*Required work*
Find the lines with "underline" in them and copy them out.

*Entries provided*
------------------------------------------------

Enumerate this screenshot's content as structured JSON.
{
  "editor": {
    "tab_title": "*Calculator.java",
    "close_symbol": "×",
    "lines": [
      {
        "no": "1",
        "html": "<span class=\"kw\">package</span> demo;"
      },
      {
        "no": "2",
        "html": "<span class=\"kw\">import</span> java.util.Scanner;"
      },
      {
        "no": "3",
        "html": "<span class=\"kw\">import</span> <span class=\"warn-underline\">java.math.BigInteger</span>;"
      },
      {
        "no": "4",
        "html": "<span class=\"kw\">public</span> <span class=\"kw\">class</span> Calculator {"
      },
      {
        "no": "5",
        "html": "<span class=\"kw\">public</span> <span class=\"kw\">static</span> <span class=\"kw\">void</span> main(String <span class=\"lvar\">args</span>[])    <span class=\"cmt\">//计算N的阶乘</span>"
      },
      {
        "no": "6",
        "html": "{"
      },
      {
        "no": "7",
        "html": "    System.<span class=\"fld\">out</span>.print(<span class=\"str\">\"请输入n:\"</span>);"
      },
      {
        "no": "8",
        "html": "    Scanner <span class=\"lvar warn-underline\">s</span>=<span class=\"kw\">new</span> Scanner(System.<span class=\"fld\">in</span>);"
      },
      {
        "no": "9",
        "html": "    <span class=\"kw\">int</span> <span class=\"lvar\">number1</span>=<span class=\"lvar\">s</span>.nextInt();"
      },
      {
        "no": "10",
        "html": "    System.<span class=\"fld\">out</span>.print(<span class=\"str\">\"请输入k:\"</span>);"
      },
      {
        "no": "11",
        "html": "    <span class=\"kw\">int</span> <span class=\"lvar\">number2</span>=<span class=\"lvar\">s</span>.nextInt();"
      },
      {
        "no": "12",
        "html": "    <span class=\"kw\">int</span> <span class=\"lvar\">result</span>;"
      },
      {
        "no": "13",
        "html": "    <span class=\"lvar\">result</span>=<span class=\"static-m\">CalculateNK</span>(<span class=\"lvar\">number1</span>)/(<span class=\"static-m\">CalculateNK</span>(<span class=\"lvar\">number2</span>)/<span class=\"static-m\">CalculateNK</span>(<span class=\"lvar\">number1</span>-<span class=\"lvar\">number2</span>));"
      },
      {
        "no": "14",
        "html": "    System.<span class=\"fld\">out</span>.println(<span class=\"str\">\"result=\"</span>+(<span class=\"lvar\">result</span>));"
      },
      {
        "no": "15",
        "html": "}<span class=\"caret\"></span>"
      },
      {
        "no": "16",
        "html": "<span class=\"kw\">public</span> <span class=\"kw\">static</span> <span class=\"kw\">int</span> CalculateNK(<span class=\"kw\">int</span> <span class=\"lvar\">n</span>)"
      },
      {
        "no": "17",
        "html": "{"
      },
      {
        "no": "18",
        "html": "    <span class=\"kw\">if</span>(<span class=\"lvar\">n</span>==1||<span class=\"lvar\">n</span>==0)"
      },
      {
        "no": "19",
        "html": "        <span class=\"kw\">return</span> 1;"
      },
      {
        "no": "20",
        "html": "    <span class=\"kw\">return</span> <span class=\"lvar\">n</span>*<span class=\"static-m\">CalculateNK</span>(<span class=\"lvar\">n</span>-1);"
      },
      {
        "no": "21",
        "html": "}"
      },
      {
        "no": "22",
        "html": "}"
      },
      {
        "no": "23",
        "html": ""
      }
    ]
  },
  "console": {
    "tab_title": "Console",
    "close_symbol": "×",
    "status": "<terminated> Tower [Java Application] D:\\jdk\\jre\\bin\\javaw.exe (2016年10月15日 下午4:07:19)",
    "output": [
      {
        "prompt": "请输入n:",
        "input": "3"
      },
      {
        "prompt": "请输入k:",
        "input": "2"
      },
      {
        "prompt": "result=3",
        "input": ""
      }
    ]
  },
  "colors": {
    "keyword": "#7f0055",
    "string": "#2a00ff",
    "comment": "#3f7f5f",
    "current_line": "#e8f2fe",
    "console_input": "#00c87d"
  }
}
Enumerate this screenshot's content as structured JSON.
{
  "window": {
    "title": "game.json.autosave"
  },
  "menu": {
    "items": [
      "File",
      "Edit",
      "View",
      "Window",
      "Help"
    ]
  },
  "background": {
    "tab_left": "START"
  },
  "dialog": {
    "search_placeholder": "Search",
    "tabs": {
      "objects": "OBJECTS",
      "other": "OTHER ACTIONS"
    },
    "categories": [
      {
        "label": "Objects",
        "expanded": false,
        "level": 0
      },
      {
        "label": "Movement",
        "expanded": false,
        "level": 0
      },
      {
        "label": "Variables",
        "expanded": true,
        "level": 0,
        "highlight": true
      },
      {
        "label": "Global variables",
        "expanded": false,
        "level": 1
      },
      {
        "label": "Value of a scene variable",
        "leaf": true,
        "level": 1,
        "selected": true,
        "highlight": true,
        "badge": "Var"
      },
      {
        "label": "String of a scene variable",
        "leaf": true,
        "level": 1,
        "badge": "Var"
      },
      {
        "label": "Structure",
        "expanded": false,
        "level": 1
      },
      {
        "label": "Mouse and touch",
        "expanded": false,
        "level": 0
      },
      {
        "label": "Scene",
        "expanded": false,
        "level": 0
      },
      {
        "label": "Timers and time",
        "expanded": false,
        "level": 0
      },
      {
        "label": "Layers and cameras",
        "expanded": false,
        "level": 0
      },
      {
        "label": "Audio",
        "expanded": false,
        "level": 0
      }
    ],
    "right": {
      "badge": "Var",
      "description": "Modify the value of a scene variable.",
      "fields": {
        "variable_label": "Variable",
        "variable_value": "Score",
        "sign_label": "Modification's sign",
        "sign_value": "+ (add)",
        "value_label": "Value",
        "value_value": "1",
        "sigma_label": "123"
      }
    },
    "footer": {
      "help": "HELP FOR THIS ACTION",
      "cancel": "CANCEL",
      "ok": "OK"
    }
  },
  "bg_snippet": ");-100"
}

------------------------------------------------

*Written response*
        "html": "<span class=\"kw\">import</span> <span class=\"warn-underline\">java.math.BigInteger</span>;"
        "html": "    Scanner <span class=\"lvar warn-underline\">s</span>=<span class=\"kw\">new</span> Scanner(System.<span class=\"fld\">in</span>);"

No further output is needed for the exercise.